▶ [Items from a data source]
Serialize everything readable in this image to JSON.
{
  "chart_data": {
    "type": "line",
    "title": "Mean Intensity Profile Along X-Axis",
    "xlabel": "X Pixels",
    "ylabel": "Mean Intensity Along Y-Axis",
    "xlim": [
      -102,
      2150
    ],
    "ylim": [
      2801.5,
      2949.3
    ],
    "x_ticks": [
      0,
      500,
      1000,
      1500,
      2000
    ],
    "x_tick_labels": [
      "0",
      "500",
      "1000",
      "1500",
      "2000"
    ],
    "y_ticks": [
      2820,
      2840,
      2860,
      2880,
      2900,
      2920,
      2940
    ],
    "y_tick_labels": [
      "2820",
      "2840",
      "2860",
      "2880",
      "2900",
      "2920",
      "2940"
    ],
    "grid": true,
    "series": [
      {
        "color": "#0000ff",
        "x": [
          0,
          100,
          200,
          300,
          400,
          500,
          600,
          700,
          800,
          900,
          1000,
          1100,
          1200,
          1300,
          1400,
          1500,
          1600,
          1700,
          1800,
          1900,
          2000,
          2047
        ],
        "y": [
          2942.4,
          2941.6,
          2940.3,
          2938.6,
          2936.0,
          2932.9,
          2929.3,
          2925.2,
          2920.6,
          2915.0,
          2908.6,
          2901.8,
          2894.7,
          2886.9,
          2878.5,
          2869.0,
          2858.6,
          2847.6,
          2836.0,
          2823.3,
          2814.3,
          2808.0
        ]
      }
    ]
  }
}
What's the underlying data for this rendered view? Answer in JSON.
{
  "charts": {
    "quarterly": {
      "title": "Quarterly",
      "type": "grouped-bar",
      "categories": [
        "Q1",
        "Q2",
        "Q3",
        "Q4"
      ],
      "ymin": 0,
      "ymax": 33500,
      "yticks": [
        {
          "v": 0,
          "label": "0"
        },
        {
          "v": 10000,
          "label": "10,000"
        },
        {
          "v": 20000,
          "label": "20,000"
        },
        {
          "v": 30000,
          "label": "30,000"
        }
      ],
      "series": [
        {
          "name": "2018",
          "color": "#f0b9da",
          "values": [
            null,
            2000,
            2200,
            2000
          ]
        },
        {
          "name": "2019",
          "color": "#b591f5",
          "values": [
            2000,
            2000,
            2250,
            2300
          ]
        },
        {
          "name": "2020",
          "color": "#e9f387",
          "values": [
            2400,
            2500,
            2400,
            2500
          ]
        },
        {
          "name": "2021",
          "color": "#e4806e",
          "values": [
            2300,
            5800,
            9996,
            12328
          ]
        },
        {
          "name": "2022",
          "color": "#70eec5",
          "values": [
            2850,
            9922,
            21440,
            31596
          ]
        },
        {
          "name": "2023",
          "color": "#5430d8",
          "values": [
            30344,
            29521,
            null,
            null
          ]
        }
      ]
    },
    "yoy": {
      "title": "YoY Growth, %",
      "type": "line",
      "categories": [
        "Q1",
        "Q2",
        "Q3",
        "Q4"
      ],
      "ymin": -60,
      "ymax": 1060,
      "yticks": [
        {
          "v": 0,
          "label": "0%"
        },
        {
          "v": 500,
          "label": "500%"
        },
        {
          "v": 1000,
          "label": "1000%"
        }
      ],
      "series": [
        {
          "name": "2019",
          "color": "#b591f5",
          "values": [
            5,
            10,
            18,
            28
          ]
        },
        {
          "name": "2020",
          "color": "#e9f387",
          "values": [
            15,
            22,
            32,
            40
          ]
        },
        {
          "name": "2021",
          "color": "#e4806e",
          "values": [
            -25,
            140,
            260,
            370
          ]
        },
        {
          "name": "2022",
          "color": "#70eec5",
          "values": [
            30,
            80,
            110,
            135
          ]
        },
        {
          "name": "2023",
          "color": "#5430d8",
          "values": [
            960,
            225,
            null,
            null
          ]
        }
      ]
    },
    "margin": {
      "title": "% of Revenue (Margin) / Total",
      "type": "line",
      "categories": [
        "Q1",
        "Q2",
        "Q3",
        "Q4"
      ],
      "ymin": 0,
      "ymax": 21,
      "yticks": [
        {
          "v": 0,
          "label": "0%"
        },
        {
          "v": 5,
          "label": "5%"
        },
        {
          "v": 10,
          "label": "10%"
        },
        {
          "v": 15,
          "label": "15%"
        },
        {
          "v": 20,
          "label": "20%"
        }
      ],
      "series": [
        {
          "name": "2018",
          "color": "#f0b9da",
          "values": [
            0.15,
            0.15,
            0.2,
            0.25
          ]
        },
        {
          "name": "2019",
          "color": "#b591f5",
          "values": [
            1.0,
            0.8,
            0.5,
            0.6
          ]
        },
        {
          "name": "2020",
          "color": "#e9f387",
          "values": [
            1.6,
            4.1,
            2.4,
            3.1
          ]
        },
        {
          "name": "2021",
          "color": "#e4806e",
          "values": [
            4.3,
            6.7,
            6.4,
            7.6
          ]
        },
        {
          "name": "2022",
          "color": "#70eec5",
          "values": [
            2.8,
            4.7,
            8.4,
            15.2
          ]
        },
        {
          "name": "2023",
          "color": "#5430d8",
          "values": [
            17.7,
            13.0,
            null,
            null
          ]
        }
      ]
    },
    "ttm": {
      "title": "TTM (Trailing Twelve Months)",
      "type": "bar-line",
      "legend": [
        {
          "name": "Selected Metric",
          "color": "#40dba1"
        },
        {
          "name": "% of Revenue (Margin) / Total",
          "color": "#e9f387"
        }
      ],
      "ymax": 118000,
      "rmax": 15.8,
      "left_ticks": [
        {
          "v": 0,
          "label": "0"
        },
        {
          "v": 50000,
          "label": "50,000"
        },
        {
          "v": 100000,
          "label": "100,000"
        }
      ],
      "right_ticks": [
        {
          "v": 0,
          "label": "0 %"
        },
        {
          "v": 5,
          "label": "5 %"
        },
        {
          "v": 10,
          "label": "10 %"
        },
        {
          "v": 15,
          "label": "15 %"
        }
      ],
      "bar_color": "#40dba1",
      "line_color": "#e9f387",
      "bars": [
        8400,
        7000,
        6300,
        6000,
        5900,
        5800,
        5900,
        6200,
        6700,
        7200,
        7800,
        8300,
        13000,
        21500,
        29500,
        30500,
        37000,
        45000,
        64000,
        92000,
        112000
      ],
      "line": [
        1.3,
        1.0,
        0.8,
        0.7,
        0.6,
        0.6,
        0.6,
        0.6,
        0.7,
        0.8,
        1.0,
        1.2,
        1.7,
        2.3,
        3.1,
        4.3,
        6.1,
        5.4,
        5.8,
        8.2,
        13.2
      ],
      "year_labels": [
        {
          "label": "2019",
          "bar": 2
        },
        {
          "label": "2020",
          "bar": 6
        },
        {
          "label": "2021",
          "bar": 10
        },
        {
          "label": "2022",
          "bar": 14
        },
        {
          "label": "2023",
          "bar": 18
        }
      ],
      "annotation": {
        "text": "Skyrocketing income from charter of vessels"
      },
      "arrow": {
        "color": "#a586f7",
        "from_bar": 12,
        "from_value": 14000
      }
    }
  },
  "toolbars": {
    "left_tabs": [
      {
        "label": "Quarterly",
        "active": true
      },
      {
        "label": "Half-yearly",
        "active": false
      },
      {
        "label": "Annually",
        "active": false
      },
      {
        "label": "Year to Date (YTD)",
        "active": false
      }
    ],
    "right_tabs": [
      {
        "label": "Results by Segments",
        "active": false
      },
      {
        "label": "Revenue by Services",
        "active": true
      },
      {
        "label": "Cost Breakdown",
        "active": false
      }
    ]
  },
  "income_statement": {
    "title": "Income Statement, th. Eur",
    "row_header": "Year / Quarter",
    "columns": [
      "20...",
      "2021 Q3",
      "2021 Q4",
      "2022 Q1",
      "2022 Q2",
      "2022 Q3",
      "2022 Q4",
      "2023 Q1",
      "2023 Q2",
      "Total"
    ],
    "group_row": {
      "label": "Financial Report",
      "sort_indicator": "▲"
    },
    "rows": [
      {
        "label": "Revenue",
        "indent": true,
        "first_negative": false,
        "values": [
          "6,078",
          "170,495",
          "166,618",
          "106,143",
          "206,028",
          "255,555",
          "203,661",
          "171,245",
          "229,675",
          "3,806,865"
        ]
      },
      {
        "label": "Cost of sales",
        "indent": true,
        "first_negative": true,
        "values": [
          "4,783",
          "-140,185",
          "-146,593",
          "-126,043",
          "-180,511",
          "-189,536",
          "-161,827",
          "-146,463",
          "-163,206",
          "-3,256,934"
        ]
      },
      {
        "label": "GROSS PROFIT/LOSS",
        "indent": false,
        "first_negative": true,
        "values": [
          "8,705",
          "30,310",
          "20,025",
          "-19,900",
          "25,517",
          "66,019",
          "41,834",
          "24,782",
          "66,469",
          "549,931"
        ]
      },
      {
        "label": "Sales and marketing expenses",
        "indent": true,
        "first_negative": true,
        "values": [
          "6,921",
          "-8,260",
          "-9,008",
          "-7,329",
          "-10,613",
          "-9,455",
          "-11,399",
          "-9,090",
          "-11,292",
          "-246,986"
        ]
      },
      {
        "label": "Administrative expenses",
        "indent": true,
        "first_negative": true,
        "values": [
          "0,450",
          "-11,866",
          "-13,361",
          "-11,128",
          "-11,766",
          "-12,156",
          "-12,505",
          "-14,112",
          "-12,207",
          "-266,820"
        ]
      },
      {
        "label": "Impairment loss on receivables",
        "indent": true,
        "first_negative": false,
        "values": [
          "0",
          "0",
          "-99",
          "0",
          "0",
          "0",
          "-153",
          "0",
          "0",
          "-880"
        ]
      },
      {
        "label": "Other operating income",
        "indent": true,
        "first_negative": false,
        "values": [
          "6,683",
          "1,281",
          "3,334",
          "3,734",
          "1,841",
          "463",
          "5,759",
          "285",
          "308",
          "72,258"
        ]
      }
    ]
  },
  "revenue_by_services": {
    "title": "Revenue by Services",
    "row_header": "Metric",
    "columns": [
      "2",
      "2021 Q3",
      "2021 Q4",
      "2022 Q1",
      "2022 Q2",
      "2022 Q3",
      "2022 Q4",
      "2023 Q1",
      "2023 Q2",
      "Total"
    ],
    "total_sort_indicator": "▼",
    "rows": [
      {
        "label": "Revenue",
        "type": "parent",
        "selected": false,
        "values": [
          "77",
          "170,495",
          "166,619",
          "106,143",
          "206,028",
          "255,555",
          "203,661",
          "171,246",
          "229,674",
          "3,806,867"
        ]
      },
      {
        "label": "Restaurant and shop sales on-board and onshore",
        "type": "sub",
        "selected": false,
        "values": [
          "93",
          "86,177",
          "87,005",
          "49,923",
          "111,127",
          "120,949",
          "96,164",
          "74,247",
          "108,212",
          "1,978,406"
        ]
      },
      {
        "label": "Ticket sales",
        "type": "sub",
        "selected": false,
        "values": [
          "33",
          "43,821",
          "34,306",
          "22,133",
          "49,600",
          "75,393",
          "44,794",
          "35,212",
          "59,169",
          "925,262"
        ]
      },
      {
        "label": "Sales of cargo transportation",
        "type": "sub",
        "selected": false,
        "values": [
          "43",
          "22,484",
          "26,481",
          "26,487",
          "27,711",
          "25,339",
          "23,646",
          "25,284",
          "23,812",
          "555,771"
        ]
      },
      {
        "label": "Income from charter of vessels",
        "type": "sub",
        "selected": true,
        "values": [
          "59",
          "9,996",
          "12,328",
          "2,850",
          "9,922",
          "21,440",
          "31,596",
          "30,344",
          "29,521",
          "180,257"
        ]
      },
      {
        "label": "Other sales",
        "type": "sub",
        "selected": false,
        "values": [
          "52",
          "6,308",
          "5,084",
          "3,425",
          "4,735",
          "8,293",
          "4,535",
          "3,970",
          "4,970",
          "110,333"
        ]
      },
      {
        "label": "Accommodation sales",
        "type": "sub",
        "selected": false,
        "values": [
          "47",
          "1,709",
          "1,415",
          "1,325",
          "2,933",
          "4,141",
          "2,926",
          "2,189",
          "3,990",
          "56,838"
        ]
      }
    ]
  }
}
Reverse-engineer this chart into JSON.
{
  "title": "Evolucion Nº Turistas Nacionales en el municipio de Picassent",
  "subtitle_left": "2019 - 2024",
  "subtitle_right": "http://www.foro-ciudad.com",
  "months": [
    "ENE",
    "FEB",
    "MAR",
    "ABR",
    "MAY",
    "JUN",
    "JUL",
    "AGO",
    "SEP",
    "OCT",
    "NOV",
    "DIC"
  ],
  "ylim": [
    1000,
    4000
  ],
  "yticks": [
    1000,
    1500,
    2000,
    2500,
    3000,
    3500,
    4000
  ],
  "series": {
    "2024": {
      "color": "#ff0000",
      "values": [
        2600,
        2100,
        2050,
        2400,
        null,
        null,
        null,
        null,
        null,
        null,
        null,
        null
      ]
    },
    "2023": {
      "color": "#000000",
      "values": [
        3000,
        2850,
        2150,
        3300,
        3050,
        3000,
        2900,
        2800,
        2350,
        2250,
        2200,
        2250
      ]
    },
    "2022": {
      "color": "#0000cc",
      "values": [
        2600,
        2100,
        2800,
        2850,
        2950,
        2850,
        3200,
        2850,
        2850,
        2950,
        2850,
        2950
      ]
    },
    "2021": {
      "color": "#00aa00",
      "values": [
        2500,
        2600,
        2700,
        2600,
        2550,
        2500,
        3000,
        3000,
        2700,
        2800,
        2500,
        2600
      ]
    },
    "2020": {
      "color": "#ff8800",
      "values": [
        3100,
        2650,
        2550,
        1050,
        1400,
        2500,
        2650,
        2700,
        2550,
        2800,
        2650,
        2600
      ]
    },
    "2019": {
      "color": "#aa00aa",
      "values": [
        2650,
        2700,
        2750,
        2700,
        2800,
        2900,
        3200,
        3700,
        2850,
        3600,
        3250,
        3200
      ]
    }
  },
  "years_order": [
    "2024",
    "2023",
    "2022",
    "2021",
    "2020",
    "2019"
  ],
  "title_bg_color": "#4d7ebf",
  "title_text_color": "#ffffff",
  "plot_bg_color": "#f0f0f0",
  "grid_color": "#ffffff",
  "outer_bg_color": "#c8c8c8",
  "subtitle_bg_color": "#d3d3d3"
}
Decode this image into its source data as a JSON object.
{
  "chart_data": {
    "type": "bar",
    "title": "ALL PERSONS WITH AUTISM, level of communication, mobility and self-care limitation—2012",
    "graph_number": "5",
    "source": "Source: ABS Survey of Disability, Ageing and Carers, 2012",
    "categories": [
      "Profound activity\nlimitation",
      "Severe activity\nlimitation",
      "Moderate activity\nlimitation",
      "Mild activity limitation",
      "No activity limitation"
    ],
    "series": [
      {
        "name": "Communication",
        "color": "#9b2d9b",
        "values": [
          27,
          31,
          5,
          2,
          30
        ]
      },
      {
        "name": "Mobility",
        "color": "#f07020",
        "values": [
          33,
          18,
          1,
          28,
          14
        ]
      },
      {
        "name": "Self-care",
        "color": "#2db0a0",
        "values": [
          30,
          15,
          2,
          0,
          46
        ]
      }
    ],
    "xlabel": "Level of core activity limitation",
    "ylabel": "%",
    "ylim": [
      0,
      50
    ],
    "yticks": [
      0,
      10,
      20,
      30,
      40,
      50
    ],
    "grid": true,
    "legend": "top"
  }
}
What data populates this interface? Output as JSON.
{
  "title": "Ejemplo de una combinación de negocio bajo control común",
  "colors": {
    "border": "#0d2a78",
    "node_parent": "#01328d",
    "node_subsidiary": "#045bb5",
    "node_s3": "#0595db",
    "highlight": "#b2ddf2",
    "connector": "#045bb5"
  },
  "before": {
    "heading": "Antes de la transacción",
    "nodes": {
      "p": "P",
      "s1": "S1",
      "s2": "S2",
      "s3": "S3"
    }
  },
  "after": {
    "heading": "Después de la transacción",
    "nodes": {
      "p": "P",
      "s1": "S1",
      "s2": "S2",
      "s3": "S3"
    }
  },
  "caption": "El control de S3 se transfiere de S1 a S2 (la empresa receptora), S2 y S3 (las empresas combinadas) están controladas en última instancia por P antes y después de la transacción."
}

▶ [THE TASK]
Each line that has the word "ffffff" counts once. How many such lines are in the data? Give the number alone.

▶ [COMPLETE ANSWER]
2